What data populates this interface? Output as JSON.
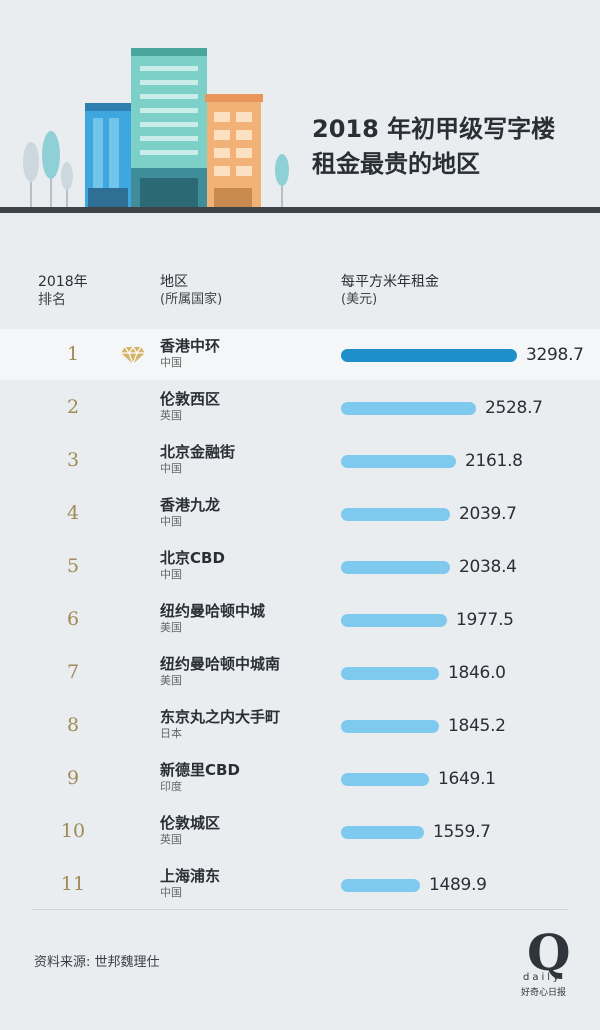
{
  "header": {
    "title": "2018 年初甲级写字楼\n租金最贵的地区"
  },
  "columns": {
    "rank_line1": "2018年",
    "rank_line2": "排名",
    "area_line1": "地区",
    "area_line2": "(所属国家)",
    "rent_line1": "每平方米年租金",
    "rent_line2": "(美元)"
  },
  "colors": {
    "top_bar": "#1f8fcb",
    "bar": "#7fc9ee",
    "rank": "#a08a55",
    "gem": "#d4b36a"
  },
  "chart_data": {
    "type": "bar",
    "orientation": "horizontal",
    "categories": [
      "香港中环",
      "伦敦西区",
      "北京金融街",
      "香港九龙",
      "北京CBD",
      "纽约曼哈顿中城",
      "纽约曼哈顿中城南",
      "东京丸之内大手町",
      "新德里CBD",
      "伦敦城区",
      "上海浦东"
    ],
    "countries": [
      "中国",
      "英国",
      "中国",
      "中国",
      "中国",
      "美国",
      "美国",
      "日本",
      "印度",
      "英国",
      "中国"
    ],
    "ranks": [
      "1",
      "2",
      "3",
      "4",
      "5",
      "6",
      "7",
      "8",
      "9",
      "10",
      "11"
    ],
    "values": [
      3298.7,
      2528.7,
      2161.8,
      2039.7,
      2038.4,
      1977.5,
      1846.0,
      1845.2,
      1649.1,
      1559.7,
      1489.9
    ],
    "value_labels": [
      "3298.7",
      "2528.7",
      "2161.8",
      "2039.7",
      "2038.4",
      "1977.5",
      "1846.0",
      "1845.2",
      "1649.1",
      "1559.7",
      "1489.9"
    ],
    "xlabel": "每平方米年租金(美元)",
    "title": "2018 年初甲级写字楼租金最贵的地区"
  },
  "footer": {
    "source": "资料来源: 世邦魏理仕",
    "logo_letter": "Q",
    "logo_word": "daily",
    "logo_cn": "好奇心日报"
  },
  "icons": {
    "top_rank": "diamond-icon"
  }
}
━━━
DIRECTIONS
Write out each line of the data exactly; the images should be left out.

RESULT OF THIS EXERCISE
What data populates this interface? Output as JSON.
{
  "header": {
    "title": "2018 年初甲级写字楼\n租金最贵的地区"
  },
  "columns": {
    "rank_line1": "2018年",
    "rank_line2": "排名",
    "area_line1": "地区",
    "area_line2": "(所属国家)",
    "rent_line1": "每平方米年租金",
    "rent_line2": "(美元)"
  },
  "colors": {
    "top_bar": "#1f8fcb",
    "bar": "#7fc9ee",
    "rank": "#a08a55",
    "gem": "#d4b36a"
  },
  "chart_data": {
    "type": "bar",
    "orientation": "horizontal",
    "categories": [
      "香港中环",
      "伦敦西区",
      "北京金融街",
      "香港九龙",
      "北京CBD",
      "纽约曼哈顿中城",
      "纽约曼哈顿中城南",
      "东京丸之内大手町",
      "新德里CBD",
      "伦敦城区",
      "上海浦东"
    ],
    "countries": [
      "中国",
      "英国",
      "中国",
      "中国",
      "中国",
      "美国",
      "美国",
      "日本",
      "印度",
      "英国",
      "中国"
    ],
    "ranks": [
      "1",
      "2",
      "3",
      "4",
      "5",
      "6",
      "7",
      "8",
      "9",
      "10",
      "11"
    ],
    "values": [
      3298.7,
      2528.7,
      2161.8,
      2039.7,
      2038.4,
      1977.5,
      1846.0,
      1845.2,
      1649.1,
      1559.7,
      1489.9
    ],
    "value_labels": [
      "3298.7",
      "2528.7",
      "2161.8",
      "2039.7",
      "2038.4",
      "1977.5",
      "1846.0",
      "1845.2",
      "1649.1",
      "1559.7",
      "1489.9"
    ],
    "xlabel": "每平方米年租金(美元)",
    "title": "2018 年初甲级写字楼租金最贵的地区"
  },
  "footer": {
    "source": "资料来源: 世邦魏理仕",
    "logo_letter": "Q",
    "logo_word": "daily",
    "logo_cn": "好奇心日报"
  },
  "icons": {
    "top_rank": "diamond-icon"
  }
}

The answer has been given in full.